REQUIRED TASK: Check each line of the material below, and copy it if it holds the string "Reward".

DATASET ROWS:
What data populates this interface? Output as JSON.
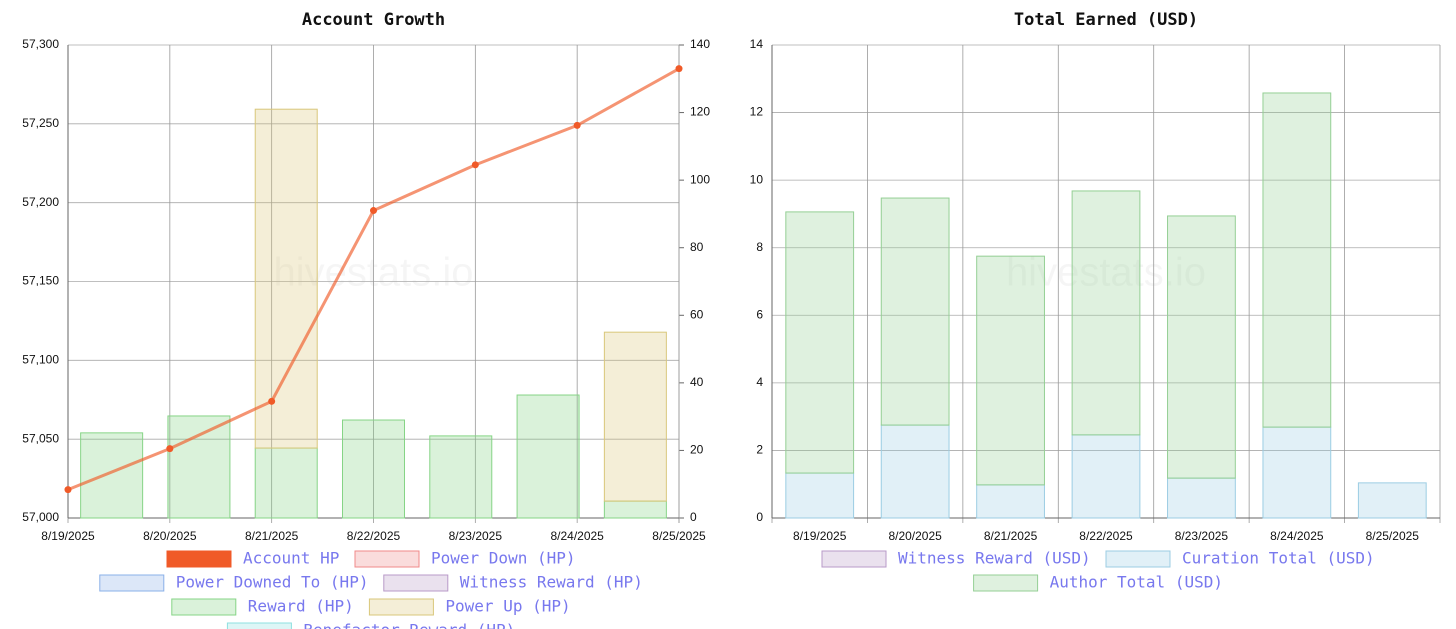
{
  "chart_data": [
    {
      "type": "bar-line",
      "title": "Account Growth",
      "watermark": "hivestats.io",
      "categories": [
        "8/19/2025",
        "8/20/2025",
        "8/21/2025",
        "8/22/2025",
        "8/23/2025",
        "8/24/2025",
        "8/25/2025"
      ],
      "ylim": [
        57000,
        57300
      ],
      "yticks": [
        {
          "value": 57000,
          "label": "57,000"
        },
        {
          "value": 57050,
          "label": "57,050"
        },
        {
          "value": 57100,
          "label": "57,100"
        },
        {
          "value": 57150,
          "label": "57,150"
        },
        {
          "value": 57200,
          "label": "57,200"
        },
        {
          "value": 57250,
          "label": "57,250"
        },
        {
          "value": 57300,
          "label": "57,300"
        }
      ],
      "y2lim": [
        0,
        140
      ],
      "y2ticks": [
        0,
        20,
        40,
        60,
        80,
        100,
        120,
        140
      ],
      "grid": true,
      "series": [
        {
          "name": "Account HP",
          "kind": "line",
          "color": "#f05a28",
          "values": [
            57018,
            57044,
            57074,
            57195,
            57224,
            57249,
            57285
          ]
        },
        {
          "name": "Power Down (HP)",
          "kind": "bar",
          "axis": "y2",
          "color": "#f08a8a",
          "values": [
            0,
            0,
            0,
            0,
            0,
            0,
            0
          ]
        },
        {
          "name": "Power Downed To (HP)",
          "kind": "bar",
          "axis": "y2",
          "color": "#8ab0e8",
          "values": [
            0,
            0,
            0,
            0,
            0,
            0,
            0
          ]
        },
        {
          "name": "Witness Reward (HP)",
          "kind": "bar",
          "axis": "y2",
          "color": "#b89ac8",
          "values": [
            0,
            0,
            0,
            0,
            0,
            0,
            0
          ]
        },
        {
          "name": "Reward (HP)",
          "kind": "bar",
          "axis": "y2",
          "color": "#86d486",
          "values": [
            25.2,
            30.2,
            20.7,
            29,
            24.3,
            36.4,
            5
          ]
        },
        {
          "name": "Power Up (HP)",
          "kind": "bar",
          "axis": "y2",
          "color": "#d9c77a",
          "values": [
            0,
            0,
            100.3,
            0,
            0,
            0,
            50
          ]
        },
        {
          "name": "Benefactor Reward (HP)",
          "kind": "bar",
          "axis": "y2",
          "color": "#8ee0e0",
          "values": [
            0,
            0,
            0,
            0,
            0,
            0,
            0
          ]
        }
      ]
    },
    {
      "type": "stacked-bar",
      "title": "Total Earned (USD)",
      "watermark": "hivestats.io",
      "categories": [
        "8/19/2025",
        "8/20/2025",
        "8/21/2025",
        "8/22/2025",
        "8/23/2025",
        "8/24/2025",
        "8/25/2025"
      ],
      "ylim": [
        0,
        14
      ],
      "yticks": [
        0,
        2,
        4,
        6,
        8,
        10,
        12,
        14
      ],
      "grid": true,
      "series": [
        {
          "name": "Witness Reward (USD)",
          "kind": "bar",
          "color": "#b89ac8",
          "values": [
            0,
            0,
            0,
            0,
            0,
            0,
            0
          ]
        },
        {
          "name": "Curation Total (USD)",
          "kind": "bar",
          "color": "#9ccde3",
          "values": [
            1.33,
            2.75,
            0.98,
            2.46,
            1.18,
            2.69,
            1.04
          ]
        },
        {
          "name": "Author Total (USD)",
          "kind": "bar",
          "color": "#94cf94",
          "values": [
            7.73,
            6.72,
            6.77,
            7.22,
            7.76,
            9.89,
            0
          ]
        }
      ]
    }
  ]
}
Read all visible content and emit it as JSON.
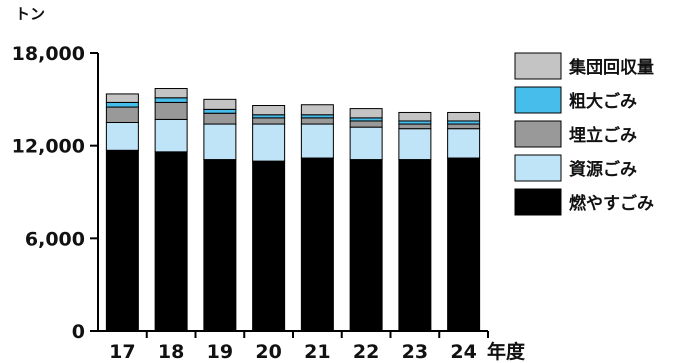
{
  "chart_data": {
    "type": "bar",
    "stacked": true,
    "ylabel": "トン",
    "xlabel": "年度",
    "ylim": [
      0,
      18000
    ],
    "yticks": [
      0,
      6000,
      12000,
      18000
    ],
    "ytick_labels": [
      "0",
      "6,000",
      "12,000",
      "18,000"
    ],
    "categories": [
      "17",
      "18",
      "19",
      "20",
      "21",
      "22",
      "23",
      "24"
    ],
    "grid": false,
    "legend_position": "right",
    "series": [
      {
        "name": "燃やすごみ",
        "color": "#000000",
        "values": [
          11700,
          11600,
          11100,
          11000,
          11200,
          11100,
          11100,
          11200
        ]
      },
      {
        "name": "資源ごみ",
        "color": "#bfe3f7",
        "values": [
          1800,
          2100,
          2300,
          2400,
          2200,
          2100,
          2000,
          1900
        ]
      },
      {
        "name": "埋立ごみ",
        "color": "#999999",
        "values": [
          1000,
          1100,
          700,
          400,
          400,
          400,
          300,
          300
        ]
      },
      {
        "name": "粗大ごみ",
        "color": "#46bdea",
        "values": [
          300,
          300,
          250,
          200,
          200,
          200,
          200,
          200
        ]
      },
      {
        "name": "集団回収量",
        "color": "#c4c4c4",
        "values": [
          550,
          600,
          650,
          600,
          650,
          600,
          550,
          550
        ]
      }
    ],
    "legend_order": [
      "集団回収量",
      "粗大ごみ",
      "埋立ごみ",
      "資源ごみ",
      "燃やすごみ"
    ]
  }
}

* * *

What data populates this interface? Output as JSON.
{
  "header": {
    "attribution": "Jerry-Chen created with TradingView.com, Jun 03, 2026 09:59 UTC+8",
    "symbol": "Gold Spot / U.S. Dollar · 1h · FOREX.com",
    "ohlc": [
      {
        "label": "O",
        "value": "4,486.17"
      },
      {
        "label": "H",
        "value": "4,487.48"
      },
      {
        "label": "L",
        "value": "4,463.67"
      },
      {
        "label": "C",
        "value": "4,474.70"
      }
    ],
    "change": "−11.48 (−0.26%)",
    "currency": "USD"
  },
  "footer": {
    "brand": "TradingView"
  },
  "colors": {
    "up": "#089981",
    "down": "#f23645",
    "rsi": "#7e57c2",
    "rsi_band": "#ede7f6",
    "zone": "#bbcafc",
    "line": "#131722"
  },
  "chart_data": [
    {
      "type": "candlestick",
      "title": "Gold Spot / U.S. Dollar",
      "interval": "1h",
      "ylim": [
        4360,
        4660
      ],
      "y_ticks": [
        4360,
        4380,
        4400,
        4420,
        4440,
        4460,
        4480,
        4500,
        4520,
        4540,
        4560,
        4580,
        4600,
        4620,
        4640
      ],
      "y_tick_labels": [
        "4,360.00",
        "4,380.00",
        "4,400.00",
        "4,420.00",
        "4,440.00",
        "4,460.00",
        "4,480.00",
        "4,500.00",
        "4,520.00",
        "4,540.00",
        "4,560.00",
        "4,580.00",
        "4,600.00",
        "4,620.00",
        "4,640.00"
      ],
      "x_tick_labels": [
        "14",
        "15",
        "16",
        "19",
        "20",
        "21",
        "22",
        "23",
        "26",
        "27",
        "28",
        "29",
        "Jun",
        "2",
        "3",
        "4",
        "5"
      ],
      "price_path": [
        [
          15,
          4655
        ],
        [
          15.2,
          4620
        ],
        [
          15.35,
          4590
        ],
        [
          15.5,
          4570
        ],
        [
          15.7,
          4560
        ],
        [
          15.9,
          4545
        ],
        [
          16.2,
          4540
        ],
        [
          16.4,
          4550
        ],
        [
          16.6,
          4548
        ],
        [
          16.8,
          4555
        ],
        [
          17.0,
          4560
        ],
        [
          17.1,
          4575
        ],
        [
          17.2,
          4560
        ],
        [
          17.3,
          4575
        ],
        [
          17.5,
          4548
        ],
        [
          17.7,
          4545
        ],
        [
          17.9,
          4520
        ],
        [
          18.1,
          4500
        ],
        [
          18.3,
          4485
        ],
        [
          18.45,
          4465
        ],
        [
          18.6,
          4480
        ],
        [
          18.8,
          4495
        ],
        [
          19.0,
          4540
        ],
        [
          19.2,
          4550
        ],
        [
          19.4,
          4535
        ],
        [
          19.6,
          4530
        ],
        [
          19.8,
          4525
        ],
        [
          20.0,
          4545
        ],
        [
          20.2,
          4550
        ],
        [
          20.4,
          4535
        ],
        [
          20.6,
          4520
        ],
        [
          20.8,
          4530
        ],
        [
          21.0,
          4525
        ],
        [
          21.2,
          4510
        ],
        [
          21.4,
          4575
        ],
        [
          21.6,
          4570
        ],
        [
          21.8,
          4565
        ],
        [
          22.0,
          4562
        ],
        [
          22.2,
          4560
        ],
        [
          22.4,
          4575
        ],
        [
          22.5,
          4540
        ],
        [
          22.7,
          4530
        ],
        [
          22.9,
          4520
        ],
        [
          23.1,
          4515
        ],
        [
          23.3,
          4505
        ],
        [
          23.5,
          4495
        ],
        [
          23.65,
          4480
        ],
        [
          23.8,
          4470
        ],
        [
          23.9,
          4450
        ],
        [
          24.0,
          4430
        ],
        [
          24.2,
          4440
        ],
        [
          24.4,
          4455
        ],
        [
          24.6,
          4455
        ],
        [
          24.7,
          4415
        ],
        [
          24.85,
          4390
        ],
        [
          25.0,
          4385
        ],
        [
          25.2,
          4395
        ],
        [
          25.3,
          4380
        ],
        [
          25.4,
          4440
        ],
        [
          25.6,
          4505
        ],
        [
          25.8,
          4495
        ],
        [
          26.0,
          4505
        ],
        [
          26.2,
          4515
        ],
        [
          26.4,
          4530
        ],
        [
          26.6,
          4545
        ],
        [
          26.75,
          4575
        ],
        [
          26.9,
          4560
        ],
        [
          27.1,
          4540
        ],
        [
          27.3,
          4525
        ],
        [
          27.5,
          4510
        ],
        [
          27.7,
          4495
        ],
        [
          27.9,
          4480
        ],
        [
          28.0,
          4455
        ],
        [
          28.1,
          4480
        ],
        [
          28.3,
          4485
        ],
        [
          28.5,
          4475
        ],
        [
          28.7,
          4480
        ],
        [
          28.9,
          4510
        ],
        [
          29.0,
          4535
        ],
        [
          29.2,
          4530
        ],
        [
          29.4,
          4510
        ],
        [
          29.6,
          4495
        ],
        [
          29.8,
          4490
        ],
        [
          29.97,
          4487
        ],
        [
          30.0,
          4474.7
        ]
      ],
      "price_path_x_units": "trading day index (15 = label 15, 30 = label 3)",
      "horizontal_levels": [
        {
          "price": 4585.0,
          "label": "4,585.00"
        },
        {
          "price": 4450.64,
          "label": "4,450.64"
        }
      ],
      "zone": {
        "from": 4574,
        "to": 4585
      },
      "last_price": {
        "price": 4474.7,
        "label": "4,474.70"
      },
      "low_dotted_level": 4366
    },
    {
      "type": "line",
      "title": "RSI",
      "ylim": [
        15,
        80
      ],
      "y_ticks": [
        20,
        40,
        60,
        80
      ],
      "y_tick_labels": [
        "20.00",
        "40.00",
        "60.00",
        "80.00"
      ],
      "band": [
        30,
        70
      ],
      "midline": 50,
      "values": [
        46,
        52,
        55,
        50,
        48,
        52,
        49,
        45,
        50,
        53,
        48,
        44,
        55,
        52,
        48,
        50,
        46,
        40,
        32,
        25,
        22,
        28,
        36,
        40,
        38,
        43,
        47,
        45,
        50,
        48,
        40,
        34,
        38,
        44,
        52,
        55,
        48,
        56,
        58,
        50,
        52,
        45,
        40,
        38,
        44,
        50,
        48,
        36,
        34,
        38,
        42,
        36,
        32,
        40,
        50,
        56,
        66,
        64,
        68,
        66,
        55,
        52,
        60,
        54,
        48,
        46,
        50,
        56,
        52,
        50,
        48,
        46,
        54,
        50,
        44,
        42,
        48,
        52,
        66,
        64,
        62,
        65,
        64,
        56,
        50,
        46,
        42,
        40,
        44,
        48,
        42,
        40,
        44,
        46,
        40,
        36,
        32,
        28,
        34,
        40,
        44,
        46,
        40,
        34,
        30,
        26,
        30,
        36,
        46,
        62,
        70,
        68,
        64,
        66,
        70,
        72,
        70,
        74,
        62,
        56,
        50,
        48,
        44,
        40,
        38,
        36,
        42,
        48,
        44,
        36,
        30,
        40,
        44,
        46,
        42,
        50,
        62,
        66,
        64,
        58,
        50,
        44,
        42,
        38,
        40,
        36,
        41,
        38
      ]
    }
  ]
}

CORRECT RESULT:
          "name": "Witness Reward (HP)",
          "name": "Reward (HP)",
          "name": "Benefactor Reward (HP)",
          "name": "Witness Reward (USD)",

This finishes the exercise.